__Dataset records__
>>>
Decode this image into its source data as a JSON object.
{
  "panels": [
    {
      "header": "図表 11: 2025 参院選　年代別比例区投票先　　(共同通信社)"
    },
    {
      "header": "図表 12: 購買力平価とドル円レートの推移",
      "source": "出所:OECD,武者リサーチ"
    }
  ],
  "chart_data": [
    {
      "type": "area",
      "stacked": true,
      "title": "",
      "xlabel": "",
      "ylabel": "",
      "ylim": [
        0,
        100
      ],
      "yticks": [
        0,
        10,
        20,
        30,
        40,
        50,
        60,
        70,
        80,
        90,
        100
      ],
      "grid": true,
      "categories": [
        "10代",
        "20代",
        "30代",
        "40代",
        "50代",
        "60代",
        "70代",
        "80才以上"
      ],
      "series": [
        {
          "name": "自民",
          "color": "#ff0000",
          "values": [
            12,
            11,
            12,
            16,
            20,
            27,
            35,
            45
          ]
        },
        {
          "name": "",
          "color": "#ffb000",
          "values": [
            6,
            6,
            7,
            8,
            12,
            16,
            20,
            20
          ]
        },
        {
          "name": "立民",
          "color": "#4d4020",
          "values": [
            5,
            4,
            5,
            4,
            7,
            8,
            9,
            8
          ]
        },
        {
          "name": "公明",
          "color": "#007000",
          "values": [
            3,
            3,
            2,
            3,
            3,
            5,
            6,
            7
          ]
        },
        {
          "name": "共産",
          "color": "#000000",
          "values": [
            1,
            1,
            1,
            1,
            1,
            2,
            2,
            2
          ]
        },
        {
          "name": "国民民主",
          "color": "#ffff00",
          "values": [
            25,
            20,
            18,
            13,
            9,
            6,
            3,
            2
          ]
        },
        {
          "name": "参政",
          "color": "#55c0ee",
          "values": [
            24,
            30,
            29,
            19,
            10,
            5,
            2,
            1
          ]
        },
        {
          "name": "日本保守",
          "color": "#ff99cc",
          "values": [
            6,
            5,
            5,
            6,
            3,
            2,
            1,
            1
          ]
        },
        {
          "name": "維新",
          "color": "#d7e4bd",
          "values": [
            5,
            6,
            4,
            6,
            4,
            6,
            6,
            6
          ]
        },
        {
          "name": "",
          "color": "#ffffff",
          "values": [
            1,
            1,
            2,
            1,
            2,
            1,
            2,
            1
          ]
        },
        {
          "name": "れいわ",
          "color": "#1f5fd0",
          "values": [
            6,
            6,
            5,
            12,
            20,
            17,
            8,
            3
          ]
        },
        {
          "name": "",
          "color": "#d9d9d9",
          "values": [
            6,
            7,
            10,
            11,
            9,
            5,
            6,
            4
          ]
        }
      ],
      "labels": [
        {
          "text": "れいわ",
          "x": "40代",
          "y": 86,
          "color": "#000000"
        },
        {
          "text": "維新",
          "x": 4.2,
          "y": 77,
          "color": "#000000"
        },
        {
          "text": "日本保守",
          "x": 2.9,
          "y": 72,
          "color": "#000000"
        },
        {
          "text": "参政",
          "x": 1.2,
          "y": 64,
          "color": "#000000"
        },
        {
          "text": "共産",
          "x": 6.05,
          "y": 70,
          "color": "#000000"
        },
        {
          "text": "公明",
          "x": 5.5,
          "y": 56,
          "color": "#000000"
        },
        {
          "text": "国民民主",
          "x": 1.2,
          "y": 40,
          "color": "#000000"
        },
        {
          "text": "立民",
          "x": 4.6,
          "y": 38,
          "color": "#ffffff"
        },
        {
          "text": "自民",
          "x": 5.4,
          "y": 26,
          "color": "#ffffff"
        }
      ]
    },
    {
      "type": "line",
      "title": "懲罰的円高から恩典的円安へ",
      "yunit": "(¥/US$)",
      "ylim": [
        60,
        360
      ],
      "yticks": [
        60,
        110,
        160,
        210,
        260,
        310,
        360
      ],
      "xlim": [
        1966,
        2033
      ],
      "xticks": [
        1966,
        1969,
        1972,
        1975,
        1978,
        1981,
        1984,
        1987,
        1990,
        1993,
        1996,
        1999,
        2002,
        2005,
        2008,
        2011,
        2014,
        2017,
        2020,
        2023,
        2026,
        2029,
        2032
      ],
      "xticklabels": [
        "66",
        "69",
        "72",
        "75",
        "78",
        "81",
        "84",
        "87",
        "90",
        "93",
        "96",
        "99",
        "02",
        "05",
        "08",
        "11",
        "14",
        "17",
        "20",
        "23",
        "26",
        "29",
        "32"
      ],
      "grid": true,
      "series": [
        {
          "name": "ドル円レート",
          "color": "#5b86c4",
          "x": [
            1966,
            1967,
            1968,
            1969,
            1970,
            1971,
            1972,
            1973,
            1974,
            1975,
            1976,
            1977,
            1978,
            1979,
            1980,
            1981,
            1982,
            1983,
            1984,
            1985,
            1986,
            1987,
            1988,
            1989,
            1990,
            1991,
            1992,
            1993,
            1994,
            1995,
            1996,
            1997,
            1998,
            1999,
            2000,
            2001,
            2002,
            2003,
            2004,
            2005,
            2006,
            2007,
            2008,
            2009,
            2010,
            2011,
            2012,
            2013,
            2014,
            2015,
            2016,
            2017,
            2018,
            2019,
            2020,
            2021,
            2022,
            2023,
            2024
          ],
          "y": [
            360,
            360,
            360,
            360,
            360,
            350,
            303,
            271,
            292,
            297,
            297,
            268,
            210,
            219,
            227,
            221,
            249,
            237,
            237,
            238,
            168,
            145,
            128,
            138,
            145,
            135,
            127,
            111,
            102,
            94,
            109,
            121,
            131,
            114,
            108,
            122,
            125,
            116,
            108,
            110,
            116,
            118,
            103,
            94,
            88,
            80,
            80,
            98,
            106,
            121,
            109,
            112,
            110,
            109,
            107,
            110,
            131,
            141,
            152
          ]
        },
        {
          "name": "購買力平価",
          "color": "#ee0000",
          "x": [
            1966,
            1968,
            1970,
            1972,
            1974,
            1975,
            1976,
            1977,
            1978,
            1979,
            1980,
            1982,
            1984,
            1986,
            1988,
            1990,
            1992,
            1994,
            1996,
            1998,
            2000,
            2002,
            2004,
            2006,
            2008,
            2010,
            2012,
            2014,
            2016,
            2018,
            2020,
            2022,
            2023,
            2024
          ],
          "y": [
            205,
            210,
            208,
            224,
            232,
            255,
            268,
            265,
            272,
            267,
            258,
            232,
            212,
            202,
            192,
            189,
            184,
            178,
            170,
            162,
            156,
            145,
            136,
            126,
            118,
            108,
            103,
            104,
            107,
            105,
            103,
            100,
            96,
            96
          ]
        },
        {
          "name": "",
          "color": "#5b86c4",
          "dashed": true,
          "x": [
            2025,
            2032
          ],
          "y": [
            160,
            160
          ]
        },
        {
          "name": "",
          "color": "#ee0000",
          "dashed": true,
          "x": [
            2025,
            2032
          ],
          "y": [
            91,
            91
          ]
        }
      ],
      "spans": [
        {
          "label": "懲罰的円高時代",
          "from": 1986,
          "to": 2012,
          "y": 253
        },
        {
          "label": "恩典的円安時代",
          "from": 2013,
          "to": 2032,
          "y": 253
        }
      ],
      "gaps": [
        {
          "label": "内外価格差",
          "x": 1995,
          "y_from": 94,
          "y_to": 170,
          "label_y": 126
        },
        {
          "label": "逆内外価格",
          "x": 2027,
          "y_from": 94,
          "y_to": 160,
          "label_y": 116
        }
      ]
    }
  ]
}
<<<
__WHAT THIS TASK INVOLVES__
Copy the records above exactly.

__TASK RESPONSE__
Decode this image into its source data as a JSON object.
{
  "panels": [
    {
      "header": "図表 11: 2025 参院選　年代別比例区投票先　　(共同通信社)"
    },
    {
      "header": "図表 12: 購買力平価とドル円レートの推移",
      "source": "出所:OECD,武者リサーチ"
    }
  ],
  "chart_data": [
    {
      "type": "area",
      "stacked": true,
      "title": "",
      "xlabel": "",
      "ylabel": "",
      "ylim": [
        0,
        100
      ],
      "yticks": [
        0,
        10,
        20,
        30,
        40,
        50,
        60,
        70,
        80,
        90,
        100
      ],
      "grid": true,
      "categories": [
        "10代",
        "20代",
        "30代",
        "40代",
        "50代",
        "60代",
        "70代",
        "80才以上"
      ],
      "series": [
        {
          "name": "自民",
          "color": "#ff0000",
          "values": [
            12,
            11,
            12,
            16,
            20,
            27,
            35,
            45
          ]
        },
        {
          "name": "",
          "color": "#ffb000",
          "values": [
            6,
            6,
            7,
            8,
            12,
            16,
            20,
            20
          ]
        },
        {
          "name": "立民",
          "color": "#4d4020",
          "values": [
            5,
            4,
            5,
            4,
            7,
            8,
            9,
            8
          ]
        },
        {
          "name": "公明",
          "color": "#007000",
          "values": [
            3,
            3,
            2,
            3,
            3,
            5,
            6,
            7
          ]
        },
        {
          "name": "共産",
          "color": "#000000",
          "values": [
            1,
            1,
            1,
            1,
            1,
            2,
            2,
            2
          ]
        },
        {
          "name": "国民民主",
          "color": "#ffff00",
          "values": [
            25,
            20,
            18,
            13,
            9,
            6,
            3,
            2
          ]
        },
        {
          "name": "参政",
          "color": "#55c0ee",
          "values": [
            24,
            30,
            29,
            19,
            10,
            5,
            2,
            1
          ]
        },
        {
          "name": "日本保守",
          "color": "#ff99cc",
          "values": [
            6,
            5,
            5,
            6,
            3,
            2,
            1,
            1
          ]
        },
        {
          "name": "維新",
          "color": "#d7e4bd",
          "values": [
            5,
            6,
            4,
            6,
            4,
            6,
            6,
            6
          ]
        },
        {
          "name": "",
          "color": "#ffffff",
          "values": [
            1,
            1,
            2,
            1,
            2,
            1,
            2,
            1
          ]
        },
        {
          "name": "れいわ",
          "color": "#1f5fd0",
          "values": [
            6,
            6,
            5,
            12,
            20,
            17,
            8,
            3
          ]
        },
        {
          "name": "",
          "color": "#d9d9d9",
          "values": [
            6,
            7,
            10,
            11,
            9,
            5,
            6,
            4
          ]
        }
      ],
      "labels": [
        {
          "text": "れいわ",
          "x": "40代",
          "y": 86,
          "color": "#000000"
        },
        {
          "text": "維新",
          "x": 4.2,
          "y": 77,
          "color": "#000000"
        },
        {
          "text": "日本保守",
          "x": 2.9,
          "y": 72,
          "color": "#000000"
        },
        {
          "text": "参政",
          "x": 1.2,
          "y": 64,
          "color": "#000000"
        },
        {
          "text": "共産",
          "x": 6.05,
          "y": 70,
          "color": "#000000"
        },
        {
          "text": "公明",
          "x": 5.5,
          "y": 56,
          "color": "#000000"
        },
        {
          "text": "国民民主",
          "x": 1.2,
          "y": 40,
          "color": "#000000"
        },
        {
          "text": "立民",
          "x": 4.6,
          "y": 38,
          "color": "#ffffff"
        },
        {
          "text": "自民",
          "x": 5.4,
          "y": 26,
          "color": "#ffffff"
        }
      ]
    },
    {
      "type": "line",
      "title": "懲罰的円高から恩典的円安へ",
      "yunit": "(¥/US$)",
      "ylim": [
        60,
        360
      ],
      "yticks": [
        60,
        110,
        160,
        210,
        260,
        310,
        360
      ],
      "xlim": [
        1966,
        2033
      ],
      "xticks": [
        1966,
        1969,
        1972,
        1975,
        1978,
        1981,
        1984,
        1987,
        1990,
        1993,
        1996,
        1999,
        2002,
        2005,
        2008,
        2011,
        2014,
        2017,
        2020,
        2023,
        2026,
        2029,
        2032
      ],
      "xticklabels": [
        "66",
        "69",
        "72",
        "75",
        "78",
        "81",
        "84",
        "87",
        "90",
        "93",
        "96",
        "99",
        "02",
        "05",
        "08",
        "11",
        "14",
        "17",
        "20",
        "23",
        "26",
        "29",
        "32"
      ],
      "grid": true,
      "series": [
        {
          "name": "ドル円レート",
          "color": "#5b86c4",
          "x": [
            1966,
            1967,
            1968,
            1969,
            1970,
            1971,
            1972,
            1973,
            1974,
            1975,
            1976,
            1977,
            1978,
            1979,
            1980,
            1981,
            1982,
            1983,
            1984,
            1985,
            1986,
            1987,
            1988,
            1989,
            1990,
            1991,
            1992,
            1993,
            1994,
            1995,
            1996,
            1997,
            1998,
            1999,
            2000,
            2001,
            2002,
            2003,
            2004,
            2005,
            2006,
            2007,
            2008,
            2009,
            2010,
            2011,
            2012,
            2013,
            2014,
            2015,
            2016,
            2017,
            2018,
            2019,
            2020,
            2021,
            2022,
            2023,
            2024
          ],
          "y": [
            360,
            360,
            360,
            360,
            360,
            350,
            303,
            271,
            292,
            297,
            297,
            268,
            210,
            219,
            227,
            221,
            249,
            237,
            237,
            238,
            168,
            145,
            128,
            138,
            145,
            135,
            127,
            111,
            102,
            94,
            109,
            121,
            131,
            114,
            108,
            122,
            125,
            116,
            108,
            110,
            116,
            118,
            103,
            94,
            88,
            80,
            80,
            98,
            106,
            121,
            109,
            112,
            110,
            109,
            107,
            110,
            131,
            141,
            152
          ]
        },
        {
          "name": "購買力平価",
          "color": "#ee0000",
          "x": [
            1966,
            1968,
            1970,
            1972,
            1974,
            1975,
            1976,
            1977,
            1978,
            1979,
            1980,
            1982,
            1984,
            1986,
            1988,
            1990,
            1992,
            1994,
            1996,
            1998,
            2000,
            2002,
            2004,
            2006,
            2008,
            2010,
            2012,
            2014,
            2016,
            2018,
            2020,
            2022,
            2023,
            2024
          ],
          "y": [
            205,
            210,
            208,
            224,
            232,
            255,
            268,
            265,
            272,
            267,
            258,
            232,
            212,
            202,
            192,
            189,
            184,
            178,
            170,
            162,
            156,
            145,
            136,
            126,
            118,
            108,
            103,
            104,
            107,
            105,
            103,
            100,
            96,
            96
          ]
        },
        {
          "name": "",
          "color": "#5b86c4",
          "dashed": true,
          "x": [
            2025,
            2032
          ],
          "y": [
            160,
            160
          ]
        },
        {
          "name": "",
          "color": "#ee0000",
          "dashed": true,
          "x": [
            2025,
            2032
          ],
          "y": [
            91,
            91
          ]
        }
      ],
      "spans": [
        {
          "label": "懲罰的円高時代",
          "from": 1986,
          "to": 2012,
          "y": 253
        },
        {
          "label": "恩典的円安時代",
          "from": 2013,
          "to": 2032,
          "y": 253
        }
      ],
      "gaps": [
        {
          "label": "内外価格差",
          "x": 1995,
          "y_from": 94,
          "y_to": 170,
          "label_y": 126
        },
        {
          "label": "逆内外価格",
          "x": 2027,
          "y_from": 94,
          "y_to": 160,
          "label_y": 116
        }
      ]
    }
  ]
}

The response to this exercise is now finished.